• **Brief**
Records follow. Select each line holding "this".

— begin Data shown —

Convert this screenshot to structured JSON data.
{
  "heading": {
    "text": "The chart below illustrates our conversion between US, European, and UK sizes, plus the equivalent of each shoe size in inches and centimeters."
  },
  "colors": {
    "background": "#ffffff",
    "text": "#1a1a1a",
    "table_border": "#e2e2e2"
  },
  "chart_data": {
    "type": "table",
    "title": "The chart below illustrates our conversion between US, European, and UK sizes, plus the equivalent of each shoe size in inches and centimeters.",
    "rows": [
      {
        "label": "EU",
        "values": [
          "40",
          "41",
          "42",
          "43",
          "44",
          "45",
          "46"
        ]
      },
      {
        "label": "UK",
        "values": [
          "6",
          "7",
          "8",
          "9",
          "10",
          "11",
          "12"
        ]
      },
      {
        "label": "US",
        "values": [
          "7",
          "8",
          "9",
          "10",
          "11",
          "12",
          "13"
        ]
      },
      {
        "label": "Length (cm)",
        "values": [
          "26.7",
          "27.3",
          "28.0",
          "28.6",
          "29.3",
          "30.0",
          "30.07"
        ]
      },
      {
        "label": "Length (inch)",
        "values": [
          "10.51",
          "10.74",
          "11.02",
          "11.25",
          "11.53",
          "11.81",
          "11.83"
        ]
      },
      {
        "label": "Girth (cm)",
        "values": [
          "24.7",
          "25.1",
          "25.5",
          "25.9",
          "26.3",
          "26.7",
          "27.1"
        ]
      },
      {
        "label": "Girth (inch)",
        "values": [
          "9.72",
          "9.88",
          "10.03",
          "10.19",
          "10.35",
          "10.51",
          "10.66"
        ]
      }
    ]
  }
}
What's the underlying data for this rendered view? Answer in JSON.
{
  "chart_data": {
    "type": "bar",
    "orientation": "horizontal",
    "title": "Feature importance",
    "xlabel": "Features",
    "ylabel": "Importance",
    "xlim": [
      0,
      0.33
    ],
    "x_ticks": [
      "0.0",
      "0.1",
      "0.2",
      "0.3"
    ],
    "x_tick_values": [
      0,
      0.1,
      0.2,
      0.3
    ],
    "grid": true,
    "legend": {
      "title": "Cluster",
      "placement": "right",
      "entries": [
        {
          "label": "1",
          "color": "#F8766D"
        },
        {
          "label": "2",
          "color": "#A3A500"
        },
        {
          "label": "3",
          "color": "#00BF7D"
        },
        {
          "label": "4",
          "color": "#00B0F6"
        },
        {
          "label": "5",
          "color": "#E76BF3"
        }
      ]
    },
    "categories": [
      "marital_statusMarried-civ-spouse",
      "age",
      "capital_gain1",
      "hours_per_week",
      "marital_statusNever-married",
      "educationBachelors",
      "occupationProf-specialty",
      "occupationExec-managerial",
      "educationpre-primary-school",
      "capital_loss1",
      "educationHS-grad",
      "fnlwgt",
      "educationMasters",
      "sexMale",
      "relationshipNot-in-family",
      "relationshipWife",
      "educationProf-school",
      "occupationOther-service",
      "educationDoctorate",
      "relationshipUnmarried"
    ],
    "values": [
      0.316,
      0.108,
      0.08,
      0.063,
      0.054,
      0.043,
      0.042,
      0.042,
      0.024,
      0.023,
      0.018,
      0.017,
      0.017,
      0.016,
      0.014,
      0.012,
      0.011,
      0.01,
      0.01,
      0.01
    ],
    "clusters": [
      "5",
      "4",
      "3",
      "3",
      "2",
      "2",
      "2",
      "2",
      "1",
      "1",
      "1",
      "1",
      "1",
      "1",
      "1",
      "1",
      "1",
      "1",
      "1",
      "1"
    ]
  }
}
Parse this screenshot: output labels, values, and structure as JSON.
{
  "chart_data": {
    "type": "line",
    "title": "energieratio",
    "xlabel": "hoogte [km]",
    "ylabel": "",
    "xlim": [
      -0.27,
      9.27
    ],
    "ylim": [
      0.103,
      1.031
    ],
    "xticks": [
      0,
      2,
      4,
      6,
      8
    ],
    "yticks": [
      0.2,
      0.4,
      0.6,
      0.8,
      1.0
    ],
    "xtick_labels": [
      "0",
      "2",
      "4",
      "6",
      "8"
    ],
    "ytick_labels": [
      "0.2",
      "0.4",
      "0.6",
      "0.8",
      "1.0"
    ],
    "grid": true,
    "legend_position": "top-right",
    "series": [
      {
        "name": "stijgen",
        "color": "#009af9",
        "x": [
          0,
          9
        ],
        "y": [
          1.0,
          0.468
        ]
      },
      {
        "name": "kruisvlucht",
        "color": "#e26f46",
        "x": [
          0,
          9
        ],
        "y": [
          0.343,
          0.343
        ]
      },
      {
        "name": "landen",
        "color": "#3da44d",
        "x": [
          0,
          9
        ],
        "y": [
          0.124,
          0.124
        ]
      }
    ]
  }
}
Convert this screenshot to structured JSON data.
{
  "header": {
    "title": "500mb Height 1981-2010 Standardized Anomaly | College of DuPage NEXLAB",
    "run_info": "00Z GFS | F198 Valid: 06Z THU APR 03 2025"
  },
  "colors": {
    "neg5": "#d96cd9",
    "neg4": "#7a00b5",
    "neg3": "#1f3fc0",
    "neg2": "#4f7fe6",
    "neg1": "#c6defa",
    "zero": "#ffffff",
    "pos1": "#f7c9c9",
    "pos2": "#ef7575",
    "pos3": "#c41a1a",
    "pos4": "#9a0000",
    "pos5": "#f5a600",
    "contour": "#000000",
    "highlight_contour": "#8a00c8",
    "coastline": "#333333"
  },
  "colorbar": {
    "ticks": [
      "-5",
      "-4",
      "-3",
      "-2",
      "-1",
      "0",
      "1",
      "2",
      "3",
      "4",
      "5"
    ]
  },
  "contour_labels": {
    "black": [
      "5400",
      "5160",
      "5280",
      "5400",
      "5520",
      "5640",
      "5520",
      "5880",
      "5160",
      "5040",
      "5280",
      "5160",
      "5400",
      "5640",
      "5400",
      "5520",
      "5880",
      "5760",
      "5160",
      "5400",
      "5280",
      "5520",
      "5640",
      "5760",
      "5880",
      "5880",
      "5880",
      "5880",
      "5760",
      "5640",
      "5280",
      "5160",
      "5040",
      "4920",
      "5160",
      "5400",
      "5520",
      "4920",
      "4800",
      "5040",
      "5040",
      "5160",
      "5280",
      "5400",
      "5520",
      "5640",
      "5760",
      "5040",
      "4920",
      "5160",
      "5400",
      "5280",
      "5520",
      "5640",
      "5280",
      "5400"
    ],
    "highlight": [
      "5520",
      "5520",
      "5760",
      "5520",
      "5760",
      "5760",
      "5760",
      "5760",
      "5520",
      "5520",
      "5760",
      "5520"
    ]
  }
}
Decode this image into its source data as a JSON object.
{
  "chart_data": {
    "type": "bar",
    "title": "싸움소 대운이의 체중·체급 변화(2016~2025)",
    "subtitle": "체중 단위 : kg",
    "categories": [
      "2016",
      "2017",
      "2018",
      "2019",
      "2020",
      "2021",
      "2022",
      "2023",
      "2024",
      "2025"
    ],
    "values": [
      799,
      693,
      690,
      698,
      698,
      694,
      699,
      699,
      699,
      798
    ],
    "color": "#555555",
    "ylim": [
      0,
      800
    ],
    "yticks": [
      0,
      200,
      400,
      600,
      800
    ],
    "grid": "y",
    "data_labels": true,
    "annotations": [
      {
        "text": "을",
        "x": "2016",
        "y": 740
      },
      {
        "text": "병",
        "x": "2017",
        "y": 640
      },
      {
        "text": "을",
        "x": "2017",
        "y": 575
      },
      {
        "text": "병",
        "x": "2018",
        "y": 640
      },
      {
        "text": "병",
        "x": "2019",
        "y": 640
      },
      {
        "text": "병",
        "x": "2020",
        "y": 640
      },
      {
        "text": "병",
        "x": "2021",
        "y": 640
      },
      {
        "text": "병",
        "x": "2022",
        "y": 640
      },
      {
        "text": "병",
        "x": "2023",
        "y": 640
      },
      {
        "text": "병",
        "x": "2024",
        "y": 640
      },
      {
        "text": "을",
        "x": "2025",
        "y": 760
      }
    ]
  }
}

— end Data shown —

• **Result of the exercise**
Convert this screenshot to structured JSON data.
What's the underlying data for this rendered view? Answer in JSON.
Parse this screenshot: output labels, values, and structure as JSON.
Convert this screenshot to structured JSON data.
Decode this image into its source data as a JSON object.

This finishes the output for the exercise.